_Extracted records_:
++++++++++++++++++++
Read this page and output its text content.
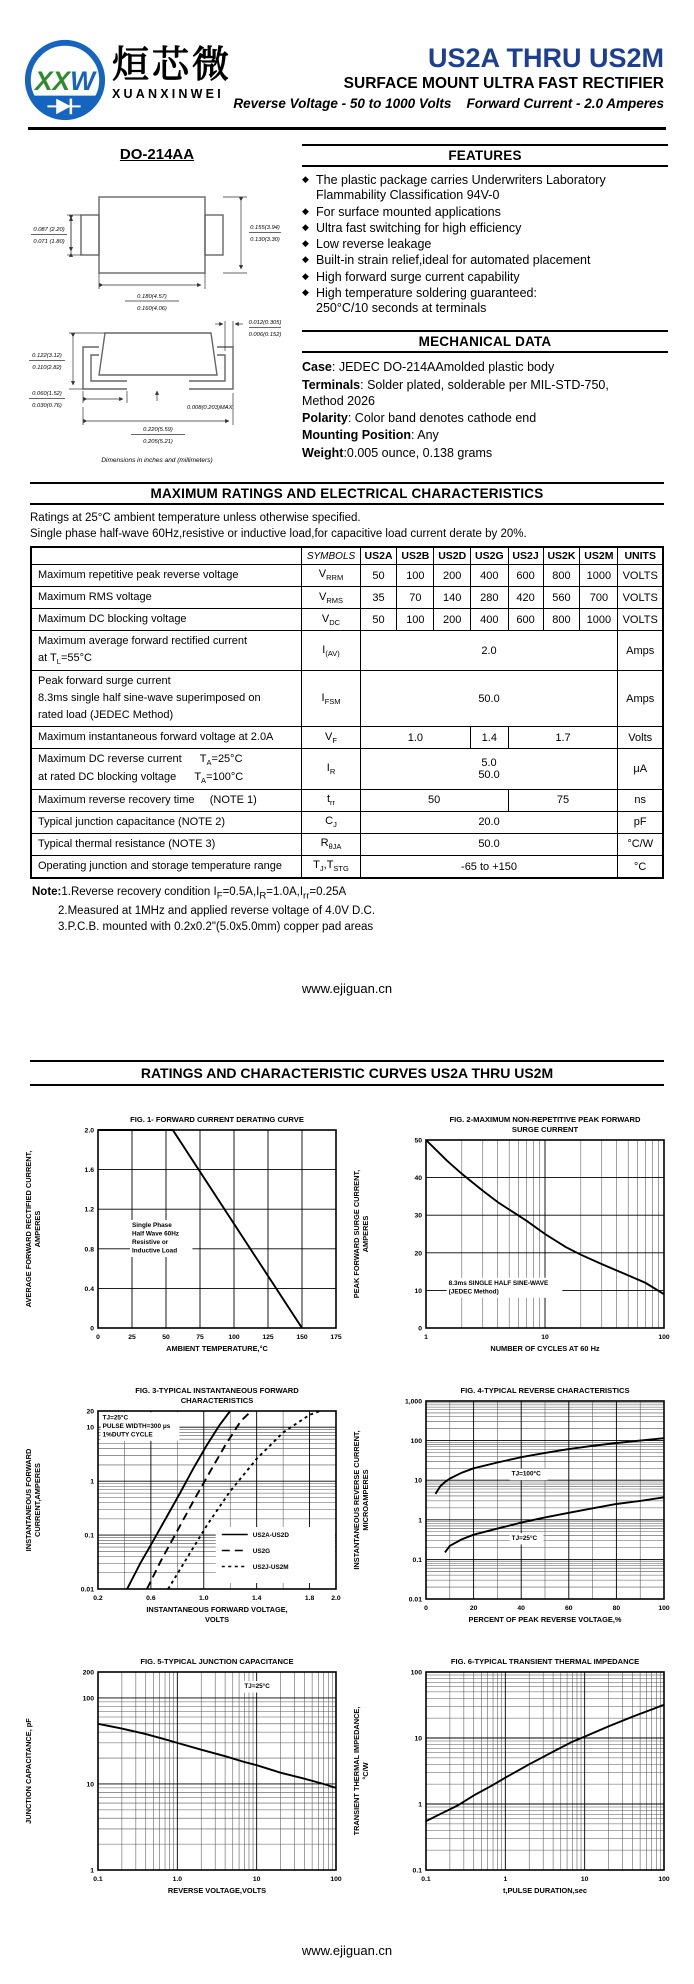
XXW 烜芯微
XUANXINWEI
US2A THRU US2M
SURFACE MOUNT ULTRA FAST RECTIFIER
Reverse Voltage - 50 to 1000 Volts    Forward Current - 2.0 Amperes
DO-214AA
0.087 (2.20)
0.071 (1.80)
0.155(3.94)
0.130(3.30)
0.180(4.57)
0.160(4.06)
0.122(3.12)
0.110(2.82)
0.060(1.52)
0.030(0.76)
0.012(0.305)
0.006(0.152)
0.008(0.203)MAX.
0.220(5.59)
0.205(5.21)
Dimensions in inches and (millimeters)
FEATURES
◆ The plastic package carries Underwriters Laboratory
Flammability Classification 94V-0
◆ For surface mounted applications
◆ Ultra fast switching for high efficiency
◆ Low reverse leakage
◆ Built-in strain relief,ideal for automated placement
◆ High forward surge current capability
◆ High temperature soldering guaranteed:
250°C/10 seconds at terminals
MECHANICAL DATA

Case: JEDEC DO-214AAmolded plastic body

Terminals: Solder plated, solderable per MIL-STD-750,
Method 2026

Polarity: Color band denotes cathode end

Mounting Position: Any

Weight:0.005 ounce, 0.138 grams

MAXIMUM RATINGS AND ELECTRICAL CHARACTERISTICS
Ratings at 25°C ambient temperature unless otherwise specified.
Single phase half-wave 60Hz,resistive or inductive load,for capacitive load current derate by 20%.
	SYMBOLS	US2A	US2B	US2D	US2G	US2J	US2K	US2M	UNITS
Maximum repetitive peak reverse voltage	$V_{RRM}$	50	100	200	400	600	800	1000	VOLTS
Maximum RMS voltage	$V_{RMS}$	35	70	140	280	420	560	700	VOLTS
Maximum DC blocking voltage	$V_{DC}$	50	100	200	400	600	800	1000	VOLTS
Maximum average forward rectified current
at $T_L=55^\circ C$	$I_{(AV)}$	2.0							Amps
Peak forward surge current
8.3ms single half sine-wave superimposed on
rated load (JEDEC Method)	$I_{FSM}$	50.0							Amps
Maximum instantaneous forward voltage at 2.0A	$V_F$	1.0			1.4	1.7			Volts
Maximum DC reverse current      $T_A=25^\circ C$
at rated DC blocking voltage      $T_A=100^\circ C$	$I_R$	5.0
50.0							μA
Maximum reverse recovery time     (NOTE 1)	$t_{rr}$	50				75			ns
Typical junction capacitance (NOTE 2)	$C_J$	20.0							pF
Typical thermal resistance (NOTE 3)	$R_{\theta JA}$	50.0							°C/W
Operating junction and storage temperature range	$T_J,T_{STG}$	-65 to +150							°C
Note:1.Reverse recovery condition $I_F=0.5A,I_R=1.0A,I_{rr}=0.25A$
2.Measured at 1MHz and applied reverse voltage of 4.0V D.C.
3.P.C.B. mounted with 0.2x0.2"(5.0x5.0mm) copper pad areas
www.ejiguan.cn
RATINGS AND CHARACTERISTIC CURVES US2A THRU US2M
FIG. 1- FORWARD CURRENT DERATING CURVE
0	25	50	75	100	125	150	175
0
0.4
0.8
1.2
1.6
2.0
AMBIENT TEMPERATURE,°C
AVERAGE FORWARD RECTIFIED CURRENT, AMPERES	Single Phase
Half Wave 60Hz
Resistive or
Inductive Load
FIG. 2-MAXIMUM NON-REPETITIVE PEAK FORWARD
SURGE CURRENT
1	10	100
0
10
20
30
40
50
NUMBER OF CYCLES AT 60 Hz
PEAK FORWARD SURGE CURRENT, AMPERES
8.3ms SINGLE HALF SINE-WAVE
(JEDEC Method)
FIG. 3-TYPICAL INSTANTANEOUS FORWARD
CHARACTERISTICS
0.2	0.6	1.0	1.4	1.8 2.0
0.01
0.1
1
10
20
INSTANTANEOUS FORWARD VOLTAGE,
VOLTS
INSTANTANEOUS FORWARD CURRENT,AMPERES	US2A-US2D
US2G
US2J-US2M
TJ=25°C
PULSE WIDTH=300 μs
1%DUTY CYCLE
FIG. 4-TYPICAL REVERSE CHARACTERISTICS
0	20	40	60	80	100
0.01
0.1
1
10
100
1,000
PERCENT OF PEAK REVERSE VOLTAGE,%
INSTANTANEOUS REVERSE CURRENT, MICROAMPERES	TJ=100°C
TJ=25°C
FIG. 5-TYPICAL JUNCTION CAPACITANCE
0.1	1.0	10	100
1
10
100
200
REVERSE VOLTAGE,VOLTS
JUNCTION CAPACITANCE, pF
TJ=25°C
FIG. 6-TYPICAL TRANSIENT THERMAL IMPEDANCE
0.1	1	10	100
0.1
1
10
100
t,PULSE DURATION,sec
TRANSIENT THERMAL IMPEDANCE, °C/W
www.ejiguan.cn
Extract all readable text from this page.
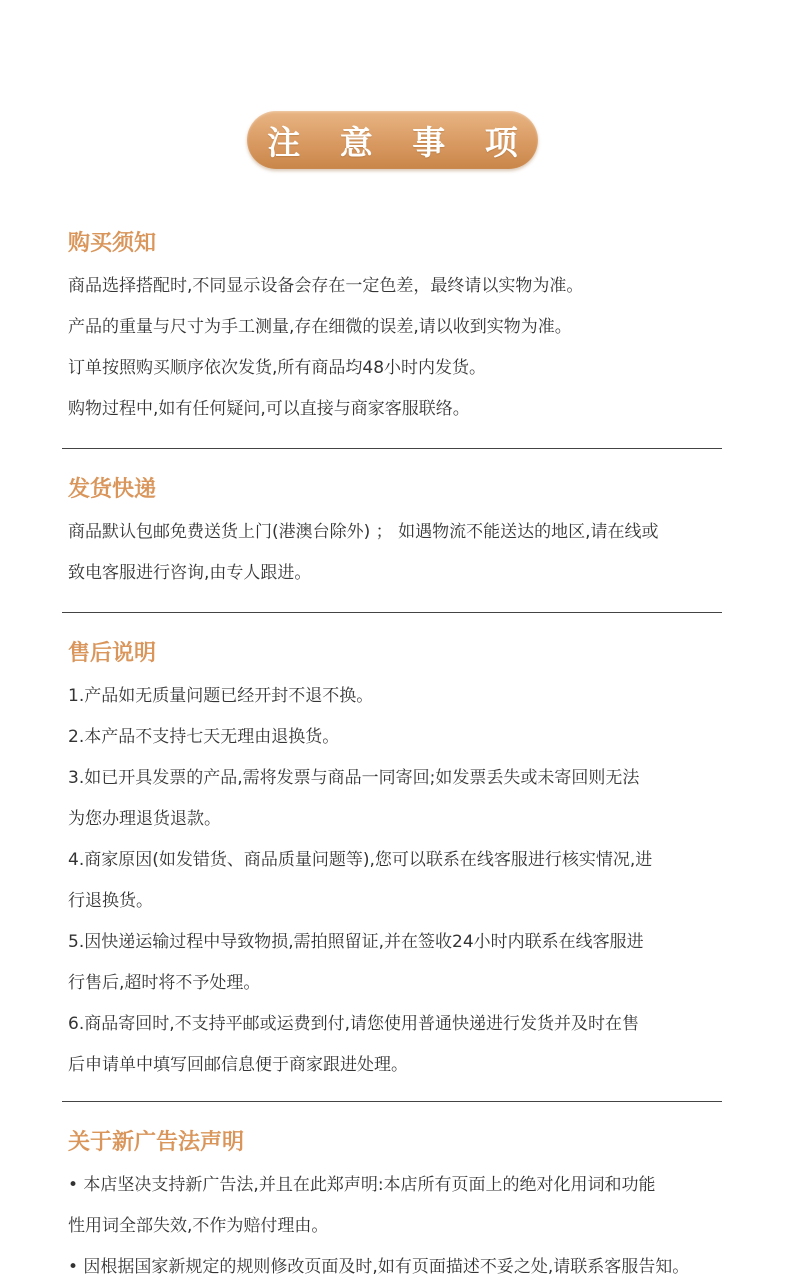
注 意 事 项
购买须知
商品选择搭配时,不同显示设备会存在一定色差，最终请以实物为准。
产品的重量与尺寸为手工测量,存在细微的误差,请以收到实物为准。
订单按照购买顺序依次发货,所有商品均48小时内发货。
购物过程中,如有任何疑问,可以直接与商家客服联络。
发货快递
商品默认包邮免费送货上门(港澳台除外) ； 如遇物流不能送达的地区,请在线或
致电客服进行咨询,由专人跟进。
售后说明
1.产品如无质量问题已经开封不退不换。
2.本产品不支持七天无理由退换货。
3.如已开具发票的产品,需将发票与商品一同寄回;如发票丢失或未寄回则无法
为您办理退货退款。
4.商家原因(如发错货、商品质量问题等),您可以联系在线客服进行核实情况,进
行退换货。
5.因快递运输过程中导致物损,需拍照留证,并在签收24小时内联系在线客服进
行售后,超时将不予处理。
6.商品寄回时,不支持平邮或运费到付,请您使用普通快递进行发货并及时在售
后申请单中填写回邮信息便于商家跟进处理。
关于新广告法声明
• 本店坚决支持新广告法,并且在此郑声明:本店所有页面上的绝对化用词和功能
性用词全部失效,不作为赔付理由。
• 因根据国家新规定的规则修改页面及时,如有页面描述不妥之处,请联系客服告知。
++++++++++++++++++++
_WHAT IS EXPECTED_: Exactly those lines that run from the line holding "Extract all readable text from this page." to the end of the listing above, both included, are to be reproduced, with pictures left out.

_EXERCISE ANSWER_:
Extract all readable text from this page.
注 意 事 项
购买须知
商品选择搭配时,不同显示设备会存在一定色差，最终请以实物为准。
产品的重量与尺寸为手工测量,存在细微的误差,请以收到实物为准。
订单按照购买顺序依次发货,所有商品均48小时内发货。
购物过程中,如有任何疑问,可以直接与商家客服联络。
发货快递
商品默认包邮免费送货上门(港澳台除外) ； 如遇物流不能送达的地区,请在线或
致电客服进行咨询,由专人跟进。
售后说明
1.产品如无质量问题已经开封不退不换。
2.本产品不支持七天无理由退换货。
3.如已开具发票的产品,需将发票与商品一同寄回;如发票丢失或未寄回则无法
为您办理退货退款。
4.商家原因(如发错货、商品质量问题等),您可以联系在线客服进行核实情况,进
行退换货。
5.因快递运输过程中导致物损,需拍照留证,并在签收24小时内联系在线客服进
行售后,超时将不予处理。
6.商品寄回时,不支持平邮或运费到付,请您使用普通快递进行发货并及时在售
后申请单中填写回邮信息便于商家跟进处理。
关于新广告法声明
• 本店坚决支持新广告法,并且在此郑声明:本店所有页面上的绝对化用词和功能
性用词全部失效,不作为赔付理由。
• 因根据国家新规定的规则修改页面及时,如有页面描述不妥之处,请联系客服告知。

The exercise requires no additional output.